• Task to carry out: Output the full material exactly as it appears here.

Start of Dataset content

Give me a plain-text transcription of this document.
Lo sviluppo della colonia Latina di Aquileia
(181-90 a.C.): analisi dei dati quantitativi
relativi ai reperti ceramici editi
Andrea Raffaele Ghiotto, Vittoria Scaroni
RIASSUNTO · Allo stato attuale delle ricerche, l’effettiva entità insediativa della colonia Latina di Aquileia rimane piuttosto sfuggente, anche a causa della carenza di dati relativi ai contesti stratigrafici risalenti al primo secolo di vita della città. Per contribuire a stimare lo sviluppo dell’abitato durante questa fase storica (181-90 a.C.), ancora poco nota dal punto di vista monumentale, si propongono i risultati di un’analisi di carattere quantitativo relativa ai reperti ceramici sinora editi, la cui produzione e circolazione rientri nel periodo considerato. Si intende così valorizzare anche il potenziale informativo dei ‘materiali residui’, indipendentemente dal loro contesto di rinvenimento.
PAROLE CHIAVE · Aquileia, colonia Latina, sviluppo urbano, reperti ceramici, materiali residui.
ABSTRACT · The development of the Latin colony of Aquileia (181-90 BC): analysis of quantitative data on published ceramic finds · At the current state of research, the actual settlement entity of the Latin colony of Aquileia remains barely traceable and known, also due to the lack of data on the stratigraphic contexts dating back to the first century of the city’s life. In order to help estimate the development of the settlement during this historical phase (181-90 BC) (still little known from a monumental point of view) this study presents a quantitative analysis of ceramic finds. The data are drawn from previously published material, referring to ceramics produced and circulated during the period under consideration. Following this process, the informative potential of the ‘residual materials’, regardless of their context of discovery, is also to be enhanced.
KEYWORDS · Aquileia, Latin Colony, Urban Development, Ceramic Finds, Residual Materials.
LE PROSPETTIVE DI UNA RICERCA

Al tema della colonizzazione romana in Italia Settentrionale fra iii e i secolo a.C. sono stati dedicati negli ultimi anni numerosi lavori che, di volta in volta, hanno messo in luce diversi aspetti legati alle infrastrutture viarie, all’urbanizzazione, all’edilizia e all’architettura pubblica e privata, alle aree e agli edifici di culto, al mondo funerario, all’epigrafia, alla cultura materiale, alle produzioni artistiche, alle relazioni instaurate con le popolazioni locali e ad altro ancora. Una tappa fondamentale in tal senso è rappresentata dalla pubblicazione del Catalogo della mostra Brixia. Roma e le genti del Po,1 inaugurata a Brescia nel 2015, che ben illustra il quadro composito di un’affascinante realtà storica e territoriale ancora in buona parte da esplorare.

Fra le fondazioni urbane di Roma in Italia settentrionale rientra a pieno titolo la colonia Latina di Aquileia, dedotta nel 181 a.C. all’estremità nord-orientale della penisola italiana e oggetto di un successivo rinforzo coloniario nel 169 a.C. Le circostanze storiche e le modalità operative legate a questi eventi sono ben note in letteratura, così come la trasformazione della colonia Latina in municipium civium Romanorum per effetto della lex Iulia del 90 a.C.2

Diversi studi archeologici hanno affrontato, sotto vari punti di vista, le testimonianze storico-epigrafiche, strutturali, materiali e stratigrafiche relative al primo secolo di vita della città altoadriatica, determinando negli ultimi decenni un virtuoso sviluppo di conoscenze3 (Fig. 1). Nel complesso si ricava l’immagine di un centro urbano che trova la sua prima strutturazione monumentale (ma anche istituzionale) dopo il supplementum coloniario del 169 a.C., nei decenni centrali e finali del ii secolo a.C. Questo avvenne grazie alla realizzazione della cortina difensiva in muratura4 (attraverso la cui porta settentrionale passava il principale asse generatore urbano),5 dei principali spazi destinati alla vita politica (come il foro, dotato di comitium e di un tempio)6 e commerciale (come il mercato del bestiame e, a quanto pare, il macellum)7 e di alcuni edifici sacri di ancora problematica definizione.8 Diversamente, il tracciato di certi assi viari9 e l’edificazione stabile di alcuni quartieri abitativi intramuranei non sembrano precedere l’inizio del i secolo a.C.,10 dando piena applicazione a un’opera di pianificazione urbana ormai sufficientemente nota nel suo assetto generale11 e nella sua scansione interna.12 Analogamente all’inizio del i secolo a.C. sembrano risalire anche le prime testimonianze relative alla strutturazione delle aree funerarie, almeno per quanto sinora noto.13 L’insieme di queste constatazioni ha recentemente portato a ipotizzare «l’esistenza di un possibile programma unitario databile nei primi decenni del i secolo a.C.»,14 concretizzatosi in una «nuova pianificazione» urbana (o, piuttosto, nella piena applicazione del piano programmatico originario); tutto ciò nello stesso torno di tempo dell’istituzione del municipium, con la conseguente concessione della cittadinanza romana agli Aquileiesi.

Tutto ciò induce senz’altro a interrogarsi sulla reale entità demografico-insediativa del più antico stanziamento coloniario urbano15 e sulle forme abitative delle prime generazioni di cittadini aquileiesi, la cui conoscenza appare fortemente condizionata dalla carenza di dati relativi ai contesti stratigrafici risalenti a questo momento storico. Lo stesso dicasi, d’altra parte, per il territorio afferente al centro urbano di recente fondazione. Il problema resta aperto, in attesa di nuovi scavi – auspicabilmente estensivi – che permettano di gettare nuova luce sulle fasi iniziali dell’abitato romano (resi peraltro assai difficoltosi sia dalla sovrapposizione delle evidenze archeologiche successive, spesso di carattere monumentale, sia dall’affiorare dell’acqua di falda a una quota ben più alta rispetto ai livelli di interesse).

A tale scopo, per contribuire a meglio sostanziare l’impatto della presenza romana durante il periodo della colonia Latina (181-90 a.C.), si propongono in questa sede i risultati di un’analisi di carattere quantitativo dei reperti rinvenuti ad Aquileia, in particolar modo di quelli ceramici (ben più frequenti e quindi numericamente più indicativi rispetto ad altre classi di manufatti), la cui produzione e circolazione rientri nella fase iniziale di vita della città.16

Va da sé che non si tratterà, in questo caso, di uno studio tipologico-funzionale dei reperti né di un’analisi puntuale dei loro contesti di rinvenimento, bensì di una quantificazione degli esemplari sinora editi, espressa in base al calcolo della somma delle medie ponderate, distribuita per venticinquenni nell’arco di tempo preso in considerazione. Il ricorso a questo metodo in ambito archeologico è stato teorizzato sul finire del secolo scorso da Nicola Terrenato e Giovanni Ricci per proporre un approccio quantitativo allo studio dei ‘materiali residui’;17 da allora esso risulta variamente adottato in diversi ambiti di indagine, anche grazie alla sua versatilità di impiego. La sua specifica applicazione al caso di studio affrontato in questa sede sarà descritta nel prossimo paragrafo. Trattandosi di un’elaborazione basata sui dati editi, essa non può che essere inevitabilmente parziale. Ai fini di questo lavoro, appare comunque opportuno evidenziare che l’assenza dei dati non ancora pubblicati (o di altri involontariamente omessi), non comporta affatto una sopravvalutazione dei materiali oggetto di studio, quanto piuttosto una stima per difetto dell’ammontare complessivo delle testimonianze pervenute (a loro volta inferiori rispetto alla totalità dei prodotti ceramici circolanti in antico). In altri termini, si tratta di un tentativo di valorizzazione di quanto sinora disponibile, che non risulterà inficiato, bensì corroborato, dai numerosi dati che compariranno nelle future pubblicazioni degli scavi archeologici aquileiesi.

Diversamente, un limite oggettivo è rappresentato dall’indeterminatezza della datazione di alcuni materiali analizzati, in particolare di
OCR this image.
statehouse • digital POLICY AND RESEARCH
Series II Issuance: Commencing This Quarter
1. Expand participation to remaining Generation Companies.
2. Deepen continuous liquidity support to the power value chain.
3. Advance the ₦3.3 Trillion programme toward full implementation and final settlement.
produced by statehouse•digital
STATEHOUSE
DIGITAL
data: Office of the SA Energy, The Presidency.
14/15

End of Dataset content

• Complete response:
Give me a plain-text transcription of this document.
Lo sviluppo della colonia Latina di Aquileia
(181-90 a.C.): analisi dei dati quantitativi
relativi ai reperti ceramici editi
Andrea Raffaele Ghiotto, Vittoria Scaroni
RIASSUNTO · Allo stato attuale delle ricerche, l’effettiva entità insediativa della colonia Latina di Aquileia rimane piuttosto sfuggente, anche a causa della carenza di dati relativi ai contesti stratigrafici risalenti al primo secolo di vita della città. Per contribuire a stimare lo sviluppo dell’abitato durante questa fase storica (181-90 a.C.), ancora poco nota dal punto di vista monumentale, si propongono i risultati di un’analisi di carattere quantitativo relativa ai reperti ceramici sinora editi, la cui produzione e circolazione rientri nel periodo considerato. Si intende così valorizzare anche il potenziale informativo dei ‘materiali residui’, indipendentemente dal loro contesto di rinvenimento.
PAROLE CHIAVE · Aquileia, colonia Latina, sviluppo urbano, reperti ceramici, materiali residui.
ABSTRACT · The development of the Latin colony of Aquileia (181-90 BC): analysis of quantitative data on published ceramic finds · At the current state of research, the actual settlement entity of the Latin colony of Aquileia remains barely traceable and known, also due to the lack of data on the stratigraphic contexts dating back to the first century of the city’s life. In order to help estimate the development of the settlement during this historical phase (181-90 BC) (still little known from a monumental point of view) this study presents a quantitative analysis of ceramic finds. The data are drawn from previously published material, referring to ceramics produced and circulated during the period under consideration. Following this process, the informative potential of the ‘residual materials’, regardless of their context of discovery, is also to be enhanced.
KEYWORDS · Aquileia, Latin Colony, Urban Development, Ceramic Finds, Residual Materials.
LE PROSPETTIVE DI UNA RICERCA

Al tema della colonizzazione romana in Italia Settentrionale fra iii e i secolo a.C. sono stati dedicati negli ultimi anni numerosi lavori che, di volta in volta, hanno messo in luce diversi aspetti legati alle infrastrutture viarie, all’urbanizzazione, all’edilizia e all’architettura pubblica e privata, alle aree e agli edifici di culto, al mondo funerario, all’epigrafia, alla cultura materiale, alle produzioni artistiche, alle relazioni instaurate con le popolazioni locali e ad altro ancora. Una tappa fondamentale in tal senso è rappresentata dalla pubblicazione del Catalogo della mostra Brixia. Roma e le genti del Po,1 inaugurata a Brescia nel 2015, che ben illustra il quadro composito di un’affascinante realtà storica e territoriale ancora in buona parte da esplorare.

Fra le fondazioni urbane di Roma in Italia settentrionale rientra a pieno titolo la colonia Latina di Aquileia, dedotta nel 181 a.C. all’estremità nord-orientale della penisola italiana e oggetto di un successivo rinforzo coloniario nel 169 a.C. Le circostanze storiche e le modalità operative legate a questi eventi sono ben note in letteratura, così come la trasformazione della colonia Latina in municipium civium Romanorum per effetto della lex Iulia del 90 a.C.2

Diversi studi archeologici hanno affrontato, sotto vari punti di vista, le testimonianze storico-epigrafiche, strutturali, materiali e stratigrafiche relative al primo secolo di vita della città altoadriatica, determinando negli ultimi decenni un virtuoso sviluppo di conoscenze3 (Fig. 1). Nel complesso si ricava l’immagine di un centro urbano che trova la sua prima strutturazione monumentale (ma anche istituzionale) dopo il supplementum coloniario del 169 a.C., nei decenni centrali e finali del ii secolo a.C. Questo avvenne grazie alla realizzazione della cortina difensiva in muratura4 (attraverso la cui porta settentrionale passava il principale asse generatore urbano),5 dei principali spazi destinati alla vita politica (come il foro, dotato di comitium e di un tempio)6 e commerciale (come il mercato del bestiame e, a quanto pare, il macellum)7 e di alcuni edifici sacri di ancora problematica definizione.8 Diversamente, il tracciato di certi assi viari9 e l’edificazione stabile di alcuni quartieri abitativi intramuranei non sembrano precedere l’inizio del i secolo a.C.,10 dando piena applicazione a un’opera di pianificazione urbana ormai sufficientemente nota nel suo assetto generale11 e nella sua scansione interna.12 Analogamente all’inizio del i secolo a.C. sembrano risalire anche le prime testimonianze relative alla strutturazione delle aree funerarie, almeno per quanto sinora noto.13 L’insieme di queste constatazioni ha recentemente portato a ipotizzare «l’esistenza di un possibile programma unitario databile nei primi decenni del i secolo a.C.»,14 concretizzatosi in una «nuova pianificazione» urbana (o, piuttosto, nella piena applicazione del piano programmatico originario); tutto ciò nello stesso torno di tempo dell’istituzione del municipium, con la conseguente concessione della cittadinanza romana agli Aquileiesi.

Tutto ciò induce senz’altro a interrogarsi sulla reale entità demografico-insediativa del più antico stanziamento coloniario urbano15 e sulle forme abitative delle prime generazioni di cittadini aquileiesi, la cui conoscenza appare fortemente condizionata dalla carenza di dati relativi ai contesti stratigrafici risalenti a questo momento storico. Lo stesso dicasi, d’altra parte, per il territorio afferente al centro urbano di recente fondazione. Il problema resta aperto, in attesa di nuovi scavi – auspicabilmente estensivi – che permettano di gettare nuova luce sulle fasi iniziali dell’abitato romano (resi peraltro assai difficoltosi sia dalla sovrapposizione delle evidenze archeologiche successive, spesso di carattere monumentale, sia dall’affiorare dell’acqua di falda a una quota ben più alta rispetto ai livelli di interesse).

A tale scopo, per contribuire a meglio sostanziare l’impatto della presenza romana durante il periodo della colonia Latina (181-90 a.C.), si propongono in questa sede i risultati di un’analisi di carattere quantitativo dei reperti rinvenuti ad Aquileia, in particolar modo di quelli ceramici (ben più frequenti e quindi numericamente più indicativi rispetto ad altre classi di manufatti), la cui produzione e circolazione rientri nella fase iniziale di vita della città.16

Va da sé che non si tratterà, in questo caso, di uno studio tipologico-funzionale dei reperti né di un’analisi puntuale dei loro contesti di rinvenimento, bensì di una quantificazione degli esemplari sinora editi, espressa in base al calcolo della somma delle medie ponderate, distribuita per venticinquenni nell’arco di tempo preso in considerazione. Il ricorso a questo metodo in ambito archeologico è stato teorizzato sul finire del secolo scorso da Nicola Terrenato e Giovanni Ricci per proporre un approccio quantitativo allo studio dei ‘materiali residui’;17 da allora esso risulta variamente adottato in diversi ambiti di indagine, anche grazie alla sua versatilità di impiego. La sua specifica applicazione al caso di studio affrontato in questa sede sarà descritta nel prossimo paragrafo. Trattandosi di un’elaborazione basata sui dati editi, essa non può che essere inevitabilmente parziale. Ai fini di questo lavoro, appare comunque opportuno evidenziare che l’assenza dei dati non ancora pubblicati (o di altri involontariamente omessi), non comporta affatto una sopravvalutazione dei materiali oggetto di studio, quanto piuttosto una stima per difetto dell’ammontare complessivo delle testimonianze pervenute (a loro volta inferiori rispetto alla totalità dei prodotti ceramici circolanti in antico). In altri termini, si tratta di un tentativo di valorizzazione di quanto sinora disponibile, che non risulterà inficiato, bensì corroborato, dai numerosi dati che compariranno nelle future pubblicazioni degli scavi archeologici aquileiesi.

Diversamente, un limite oggettivo è rappresentato dall’indeterminatezza della datazione di alcuni materiali analizzati, in particolare di
OCR this image.
statehouse • digital POLICY AND RESEARCH
Series II Issuance: Commencing This Quarter
1. Expand participation to remaining Generation Companies.
2. Deepen continuous liquidity support to the power value chain.
3. Advance the ₦3.3 Trillion programme toward full implementation and final settlement.
produced by statehouse•digital
STATEHOUSE
DIGITAL
data: Office of the SA Energy, The Presidency.
14/15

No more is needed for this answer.